Problem to work on: Show every line in the records below that contains the word "much".

(Figure contents as structured data)
▬▬▬▬▬▬▬▬▬▬

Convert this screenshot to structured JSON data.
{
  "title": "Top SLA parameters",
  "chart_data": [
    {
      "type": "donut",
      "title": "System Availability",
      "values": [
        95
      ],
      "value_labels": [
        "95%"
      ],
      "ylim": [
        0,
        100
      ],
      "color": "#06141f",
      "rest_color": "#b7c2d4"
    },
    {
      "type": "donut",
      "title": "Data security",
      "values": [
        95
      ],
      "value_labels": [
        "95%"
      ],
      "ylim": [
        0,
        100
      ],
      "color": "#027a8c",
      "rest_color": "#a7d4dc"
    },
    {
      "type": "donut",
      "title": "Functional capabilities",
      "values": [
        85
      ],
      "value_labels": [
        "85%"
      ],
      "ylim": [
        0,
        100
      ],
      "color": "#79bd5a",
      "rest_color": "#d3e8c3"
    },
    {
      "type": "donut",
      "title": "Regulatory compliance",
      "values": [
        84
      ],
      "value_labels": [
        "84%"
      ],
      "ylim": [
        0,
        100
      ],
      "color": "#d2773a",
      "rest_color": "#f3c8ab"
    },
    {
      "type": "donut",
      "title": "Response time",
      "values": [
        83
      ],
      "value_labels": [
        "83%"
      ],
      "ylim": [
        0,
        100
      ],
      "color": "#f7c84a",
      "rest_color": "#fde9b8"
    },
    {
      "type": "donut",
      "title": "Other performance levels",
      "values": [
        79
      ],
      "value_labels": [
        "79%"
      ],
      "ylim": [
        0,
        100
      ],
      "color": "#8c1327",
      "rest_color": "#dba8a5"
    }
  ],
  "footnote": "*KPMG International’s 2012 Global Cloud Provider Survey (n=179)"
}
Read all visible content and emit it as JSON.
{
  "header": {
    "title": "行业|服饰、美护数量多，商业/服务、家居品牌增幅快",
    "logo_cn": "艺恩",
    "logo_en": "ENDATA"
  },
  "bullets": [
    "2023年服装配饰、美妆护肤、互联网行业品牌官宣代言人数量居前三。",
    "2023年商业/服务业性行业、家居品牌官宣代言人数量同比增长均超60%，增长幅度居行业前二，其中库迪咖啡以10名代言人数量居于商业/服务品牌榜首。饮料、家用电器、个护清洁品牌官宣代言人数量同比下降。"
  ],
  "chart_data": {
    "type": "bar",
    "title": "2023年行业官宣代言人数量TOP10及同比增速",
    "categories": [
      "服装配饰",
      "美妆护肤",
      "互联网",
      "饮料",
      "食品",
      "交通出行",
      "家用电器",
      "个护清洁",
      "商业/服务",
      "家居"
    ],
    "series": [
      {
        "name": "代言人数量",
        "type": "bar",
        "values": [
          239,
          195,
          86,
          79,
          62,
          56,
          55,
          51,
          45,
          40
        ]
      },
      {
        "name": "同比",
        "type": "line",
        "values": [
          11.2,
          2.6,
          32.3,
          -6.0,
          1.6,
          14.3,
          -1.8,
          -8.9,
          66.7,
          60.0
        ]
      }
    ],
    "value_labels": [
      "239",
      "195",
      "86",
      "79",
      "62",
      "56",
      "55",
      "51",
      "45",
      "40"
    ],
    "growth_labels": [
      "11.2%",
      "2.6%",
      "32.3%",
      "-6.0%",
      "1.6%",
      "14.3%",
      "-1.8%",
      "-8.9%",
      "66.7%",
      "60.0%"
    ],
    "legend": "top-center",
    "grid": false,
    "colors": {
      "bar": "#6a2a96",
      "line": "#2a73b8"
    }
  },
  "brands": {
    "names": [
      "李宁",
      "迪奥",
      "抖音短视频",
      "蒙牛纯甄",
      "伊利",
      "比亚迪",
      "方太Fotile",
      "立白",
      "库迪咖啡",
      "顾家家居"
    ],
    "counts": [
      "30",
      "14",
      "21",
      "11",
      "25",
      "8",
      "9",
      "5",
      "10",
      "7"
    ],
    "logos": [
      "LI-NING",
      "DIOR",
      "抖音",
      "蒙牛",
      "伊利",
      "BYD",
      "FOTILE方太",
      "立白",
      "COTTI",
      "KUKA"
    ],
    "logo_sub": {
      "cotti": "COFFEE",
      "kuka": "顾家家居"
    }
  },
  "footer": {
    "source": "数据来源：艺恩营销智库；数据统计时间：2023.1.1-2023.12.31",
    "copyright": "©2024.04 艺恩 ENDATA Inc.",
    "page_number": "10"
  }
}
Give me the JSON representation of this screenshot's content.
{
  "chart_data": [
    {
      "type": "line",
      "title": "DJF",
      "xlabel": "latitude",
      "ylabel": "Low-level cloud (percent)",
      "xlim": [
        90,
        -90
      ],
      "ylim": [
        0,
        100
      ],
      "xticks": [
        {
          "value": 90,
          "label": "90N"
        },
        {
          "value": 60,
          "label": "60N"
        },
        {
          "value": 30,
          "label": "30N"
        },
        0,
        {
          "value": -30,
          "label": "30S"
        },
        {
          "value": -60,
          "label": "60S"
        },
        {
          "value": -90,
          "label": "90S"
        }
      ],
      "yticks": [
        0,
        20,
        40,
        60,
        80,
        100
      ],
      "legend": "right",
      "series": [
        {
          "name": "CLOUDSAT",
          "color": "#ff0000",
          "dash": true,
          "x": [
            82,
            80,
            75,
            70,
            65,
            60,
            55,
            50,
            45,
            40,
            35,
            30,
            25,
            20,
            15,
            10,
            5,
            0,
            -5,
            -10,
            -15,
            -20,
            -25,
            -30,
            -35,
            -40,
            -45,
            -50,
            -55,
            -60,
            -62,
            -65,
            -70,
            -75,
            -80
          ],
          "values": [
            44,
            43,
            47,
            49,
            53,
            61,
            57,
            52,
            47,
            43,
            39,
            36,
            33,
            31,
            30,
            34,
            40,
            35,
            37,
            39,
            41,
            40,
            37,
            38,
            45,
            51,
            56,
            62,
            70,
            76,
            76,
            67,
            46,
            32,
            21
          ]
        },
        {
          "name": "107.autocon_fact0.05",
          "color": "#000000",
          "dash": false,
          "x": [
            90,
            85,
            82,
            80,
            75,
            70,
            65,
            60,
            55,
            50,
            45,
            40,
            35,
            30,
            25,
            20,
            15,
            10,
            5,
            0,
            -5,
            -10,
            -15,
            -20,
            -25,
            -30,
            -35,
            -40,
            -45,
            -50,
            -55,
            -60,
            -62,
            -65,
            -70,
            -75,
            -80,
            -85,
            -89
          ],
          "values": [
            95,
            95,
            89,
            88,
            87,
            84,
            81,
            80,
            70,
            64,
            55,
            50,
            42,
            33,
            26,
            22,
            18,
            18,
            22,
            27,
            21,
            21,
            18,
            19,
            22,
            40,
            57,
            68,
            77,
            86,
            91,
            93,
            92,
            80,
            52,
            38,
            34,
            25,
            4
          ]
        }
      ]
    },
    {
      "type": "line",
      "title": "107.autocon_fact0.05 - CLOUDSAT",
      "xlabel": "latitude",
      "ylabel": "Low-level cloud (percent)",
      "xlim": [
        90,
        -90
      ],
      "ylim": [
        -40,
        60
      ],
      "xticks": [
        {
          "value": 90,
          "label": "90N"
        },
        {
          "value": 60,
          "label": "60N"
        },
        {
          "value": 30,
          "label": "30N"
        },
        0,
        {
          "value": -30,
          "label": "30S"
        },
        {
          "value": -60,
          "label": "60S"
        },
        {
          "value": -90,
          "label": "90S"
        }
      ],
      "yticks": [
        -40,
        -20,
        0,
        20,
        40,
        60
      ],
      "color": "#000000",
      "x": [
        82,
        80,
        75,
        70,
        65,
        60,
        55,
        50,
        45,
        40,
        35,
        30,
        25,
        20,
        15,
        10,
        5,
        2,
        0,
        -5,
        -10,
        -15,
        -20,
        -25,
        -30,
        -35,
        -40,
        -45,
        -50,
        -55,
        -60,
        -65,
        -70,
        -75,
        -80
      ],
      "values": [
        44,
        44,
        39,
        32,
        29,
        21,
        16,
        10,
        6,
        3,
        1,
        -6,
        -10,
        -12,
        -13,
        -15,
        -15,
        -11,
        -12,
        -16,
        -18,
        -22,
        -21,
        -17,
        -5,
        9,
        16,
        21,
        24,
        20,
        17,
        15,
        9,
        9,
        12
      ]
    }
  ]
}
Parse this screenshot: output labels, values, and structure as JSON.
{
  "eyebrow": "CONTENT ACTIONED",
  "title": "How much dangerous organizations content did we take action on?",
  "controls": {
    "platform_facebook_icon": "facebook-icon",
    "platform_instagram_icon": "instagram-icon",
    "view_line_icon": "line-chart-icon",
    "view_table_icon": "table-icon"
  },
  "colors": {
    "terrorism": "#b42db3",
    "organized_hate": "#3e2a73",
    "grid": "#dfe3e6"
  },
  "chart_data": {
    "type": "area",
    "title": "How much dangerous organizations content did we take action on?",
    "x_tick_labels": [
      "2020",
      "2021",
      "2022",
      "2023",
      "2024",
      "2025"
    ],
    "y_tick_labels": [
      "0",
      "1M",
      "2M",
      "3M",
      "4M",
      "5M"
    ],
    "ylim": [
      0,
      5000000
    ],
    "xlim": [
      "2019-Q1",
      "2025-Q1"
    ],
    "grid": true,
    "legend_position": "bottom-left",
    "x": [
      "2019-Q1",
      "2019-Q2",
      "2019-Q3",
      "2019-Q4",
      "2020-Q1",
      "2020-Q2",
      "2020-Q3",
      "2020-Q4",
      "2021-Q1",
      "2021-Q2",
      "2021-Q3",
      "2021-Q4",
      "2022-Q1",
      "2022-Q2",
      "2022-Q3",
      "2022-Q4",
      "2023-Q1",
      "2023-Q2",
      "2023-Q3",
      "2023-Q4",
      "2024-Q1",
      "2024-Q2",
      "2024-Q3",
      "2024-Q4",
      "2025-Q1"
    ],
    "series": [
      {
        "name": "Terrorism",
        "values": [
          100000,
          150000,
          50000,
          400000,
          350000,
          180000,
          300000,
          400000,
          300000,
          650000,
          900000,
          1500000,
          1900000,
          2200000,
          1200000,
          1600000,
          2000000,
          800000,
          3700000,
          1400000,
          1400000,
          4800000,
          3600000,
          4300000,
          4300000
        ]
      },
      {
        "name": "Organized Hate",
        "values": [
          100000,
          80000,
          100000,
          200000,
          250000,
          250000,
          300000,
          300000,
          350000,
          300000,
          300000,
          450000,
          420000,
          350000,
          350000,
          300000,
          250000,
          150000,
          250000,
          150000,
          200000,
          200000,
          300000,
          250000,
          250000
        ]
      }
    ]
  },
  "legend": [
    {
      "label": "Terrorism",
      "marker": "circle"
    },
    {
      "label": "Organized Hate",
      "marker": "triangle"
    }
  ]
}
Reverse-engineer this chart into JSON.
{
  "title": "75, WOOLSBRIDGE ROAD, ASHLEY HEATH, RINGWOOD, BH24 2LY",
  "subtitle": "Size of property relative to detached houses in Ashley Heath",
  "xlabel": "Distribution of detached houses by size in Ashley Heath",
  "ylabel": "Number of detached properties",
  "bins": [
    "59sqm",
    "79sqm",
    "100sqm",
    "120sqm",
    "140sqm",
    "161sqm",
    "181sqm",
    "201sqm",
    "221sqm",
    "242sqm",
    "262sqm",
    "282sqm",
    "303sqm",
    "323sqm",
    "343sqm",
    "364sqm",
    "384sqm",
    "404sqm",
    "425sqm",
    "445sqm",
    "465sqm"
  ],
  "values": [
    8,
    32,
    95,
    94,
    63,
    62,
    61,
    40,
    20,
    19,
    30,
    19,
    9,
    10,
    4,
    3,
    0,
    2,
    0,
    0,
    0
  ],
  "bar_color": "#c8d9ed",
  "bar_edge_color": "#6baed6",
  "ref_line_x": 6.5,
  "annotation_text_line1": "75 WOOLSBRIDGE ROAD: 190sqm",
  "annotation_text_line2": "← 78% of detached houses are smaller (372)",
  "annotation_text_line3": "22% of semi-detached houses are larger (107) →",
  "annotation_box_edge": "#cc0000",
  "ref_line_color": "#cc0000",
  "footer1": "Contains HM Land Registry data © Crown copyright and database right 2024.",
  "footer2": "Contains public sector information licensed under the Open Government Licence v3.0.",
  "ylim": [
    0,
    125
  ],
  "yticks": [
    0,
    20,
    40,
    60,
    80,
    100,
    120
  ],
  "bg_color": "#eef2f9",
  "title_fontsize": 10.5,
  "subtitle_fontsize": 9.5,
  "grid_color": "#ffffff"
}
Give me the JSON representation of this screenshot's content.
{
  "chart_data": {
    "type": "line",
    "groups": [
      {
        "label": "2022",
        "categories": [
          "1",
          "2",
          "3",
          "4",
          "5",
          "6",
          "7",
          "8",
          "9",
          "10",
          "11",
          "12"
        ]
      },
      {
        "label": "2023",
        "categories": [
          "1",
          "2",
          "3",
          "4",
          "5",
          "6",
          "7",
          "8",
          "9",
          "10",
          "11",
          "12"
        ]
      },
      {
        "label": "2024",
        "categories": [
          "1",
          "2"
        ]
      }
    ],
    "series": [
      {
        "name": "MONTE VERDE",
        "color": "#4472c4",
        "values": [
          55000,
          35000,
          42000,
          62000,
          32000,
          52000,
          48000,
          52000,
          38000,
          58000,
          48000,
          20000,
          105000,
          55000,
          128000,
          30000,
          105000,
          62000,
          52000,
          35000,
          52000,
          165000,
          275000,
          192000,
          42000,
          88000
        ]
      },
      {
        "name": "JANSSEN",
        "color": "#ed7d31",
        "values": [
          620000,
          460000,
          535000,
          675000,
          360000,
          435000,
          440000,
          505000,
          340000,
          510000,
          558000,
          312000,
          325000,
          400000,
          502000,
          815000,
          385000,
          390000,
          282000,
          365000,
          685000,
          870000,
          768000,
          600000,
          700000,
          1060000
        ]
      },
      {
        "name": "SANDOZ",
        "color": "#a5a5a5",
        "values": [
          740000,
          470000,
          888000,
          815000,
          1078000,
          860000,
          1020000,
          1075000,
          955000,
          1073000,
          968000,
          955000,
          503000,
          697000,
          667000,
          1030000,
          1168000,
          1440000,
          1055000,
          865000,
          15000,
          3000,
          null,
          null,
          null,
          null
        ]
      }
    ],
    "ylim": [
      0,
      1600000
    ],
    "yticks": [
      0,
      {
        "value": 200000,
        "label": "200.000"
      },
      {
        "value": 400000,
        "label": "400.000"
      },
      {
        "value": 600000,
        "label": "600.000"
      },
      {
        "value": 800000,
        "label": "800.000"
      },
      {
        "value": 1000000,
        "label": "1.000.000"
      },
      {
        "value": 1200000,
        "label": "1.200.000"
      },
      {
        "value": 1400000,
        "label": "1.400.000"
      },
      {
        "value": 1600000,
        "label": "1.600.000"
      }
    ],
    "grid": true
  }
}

▬▬▬▬▬▬▬▬▬▬

Answer below:
  "title": "How much dangerous organizations content did we take action on?",
    "title": "How much dangerous organizations content did we take action on?",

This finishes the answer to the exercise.